EXERCISE:
Verbatim output of all the material below is required.

(Extracted records)
+--

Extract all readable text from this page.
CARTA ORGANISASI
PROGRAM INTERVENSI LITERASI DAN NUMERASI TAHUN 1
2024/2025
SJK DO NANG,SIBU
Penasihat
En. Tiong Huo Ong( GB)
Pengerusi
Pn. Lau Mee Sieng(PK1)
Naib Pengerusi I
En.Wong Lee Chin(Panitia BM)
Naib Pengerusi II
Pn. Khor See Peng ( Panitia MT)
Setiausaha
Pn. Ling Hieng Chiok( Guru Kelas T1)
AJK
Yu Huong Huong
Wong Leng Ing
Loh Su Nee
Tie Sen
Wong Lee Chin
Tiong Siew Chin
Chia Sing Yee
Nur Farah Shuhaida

+--

RESULT:
Extract all readable text from this page.
CARTA ORGANISASI
PROGRAM INTERVENSI LITERASI DAN NUMERASI TAHUN 1
2024/2025
SJK DO NANG,SIBU
Penasihat
En. Tiong Huo Ong( GB)
Pengerusi
Pn. Lau Mee Sieng(PK1)
Naib Pengerusi I
En.Wong Lee Chin(Panitia BM)
Naib Pengerusi II
Pn. Khor See Peng ( Panitia MT)
Setiausaha
Pn. Ling Hieng Chiok( Guru Kelas T1)
AJK
Yu Huong Huong
Wong Leng Ing
Loh Su Nee
Tie Sen
Wong Lee Chin
Tiong Siew Chin
Chia Sing Yee
Nur Farah Shuhaida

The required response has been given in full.